━━━ Record set
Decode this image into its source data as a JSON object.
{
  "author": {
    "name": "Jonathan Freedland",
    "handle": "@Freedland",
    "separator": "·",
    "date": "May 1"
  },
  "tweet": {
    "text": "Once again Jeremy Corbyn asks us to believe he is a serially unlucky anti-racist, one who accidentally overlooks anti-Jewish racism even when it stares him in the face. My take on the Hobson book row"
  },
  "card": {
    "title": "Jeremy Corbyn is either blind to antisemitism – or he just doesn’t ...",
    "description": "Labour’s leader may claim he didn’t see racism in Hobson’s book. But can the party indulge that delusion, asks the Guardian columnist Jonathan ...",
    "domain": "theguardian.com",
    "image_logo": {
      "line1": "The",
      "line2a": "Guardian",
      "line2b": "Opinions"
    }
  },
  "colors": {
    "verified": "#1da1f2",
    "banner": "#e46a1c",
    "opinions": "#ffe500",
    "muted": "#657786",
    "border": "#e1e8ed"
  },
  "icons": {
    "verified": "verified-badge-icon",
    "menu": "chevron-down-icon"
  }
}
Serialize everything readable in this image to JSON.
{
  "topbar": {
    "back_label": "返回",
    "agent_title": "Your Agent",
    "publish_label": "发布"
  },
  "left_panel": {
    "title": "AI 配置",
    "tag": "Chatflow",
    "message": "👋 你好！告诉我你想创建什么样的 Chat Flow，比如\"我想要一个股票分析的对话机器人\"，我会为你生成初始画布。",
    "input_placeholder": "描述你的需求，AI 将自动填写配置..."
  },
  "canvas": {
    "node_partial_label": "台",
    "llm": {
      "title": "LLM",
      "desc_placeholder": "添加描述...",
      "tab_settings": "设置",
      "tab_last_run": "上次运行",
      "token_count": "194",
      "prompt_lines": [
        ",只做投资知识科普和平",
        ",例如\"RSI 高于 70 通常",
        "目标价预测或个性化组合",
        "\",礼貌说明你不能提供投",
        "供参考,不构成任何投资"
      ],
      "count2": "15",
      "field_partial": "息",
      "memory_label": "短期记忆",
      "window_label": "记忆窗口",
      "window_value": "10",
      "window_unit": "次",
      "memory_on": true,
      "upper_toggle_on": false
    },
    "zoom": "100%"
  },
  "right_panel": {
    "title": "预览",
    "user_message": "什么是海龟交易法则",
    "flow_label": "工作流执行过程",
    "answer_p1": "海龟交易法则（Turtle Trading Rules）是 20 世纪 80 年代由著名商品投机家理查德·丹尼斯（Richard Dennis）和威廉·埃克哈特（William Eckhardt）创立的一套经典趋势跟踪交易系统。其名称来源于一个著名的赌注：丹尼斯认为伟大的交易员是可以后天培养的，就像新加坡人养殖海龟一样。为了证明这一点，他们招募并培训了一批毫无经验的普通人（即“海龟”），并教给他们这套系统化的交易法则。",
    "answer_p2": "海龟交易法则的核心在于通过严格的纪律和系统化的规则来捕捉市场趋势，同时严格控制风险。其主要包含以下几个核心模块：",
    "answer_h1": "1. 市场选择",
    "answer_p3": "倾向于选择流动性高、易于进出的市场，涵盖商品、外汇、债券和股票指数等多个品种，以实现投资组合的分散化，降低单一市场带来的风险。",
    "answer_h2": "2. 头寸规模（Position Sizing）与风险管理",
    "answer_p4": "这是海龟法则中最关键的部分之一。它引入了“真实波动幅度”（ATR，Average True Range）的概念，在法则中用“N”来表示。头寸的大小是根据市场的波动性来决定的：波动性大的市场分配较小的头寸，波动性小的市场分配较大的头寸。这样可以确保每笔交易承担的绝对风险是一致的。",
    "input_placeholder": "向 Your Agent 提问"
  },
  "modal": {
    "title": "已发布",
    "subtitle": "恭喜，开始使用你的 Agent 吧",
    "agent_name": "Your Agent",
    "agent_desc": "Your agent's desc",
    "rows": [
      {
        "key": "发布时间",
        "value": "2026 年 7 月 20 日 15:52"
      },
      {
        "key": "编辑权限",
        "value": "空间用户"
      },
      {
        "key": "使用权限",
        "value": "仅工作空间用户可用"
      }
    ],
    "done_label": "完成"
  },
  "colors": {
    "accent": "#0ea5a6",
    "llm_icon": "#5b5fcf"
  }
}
━━━━━━
## Required task:
Collect every line from the records above that contains the word "JSON".

## Exercise output:
Decode this image into its source data as a JSON object.
Serialize everything readable in this image to JSON.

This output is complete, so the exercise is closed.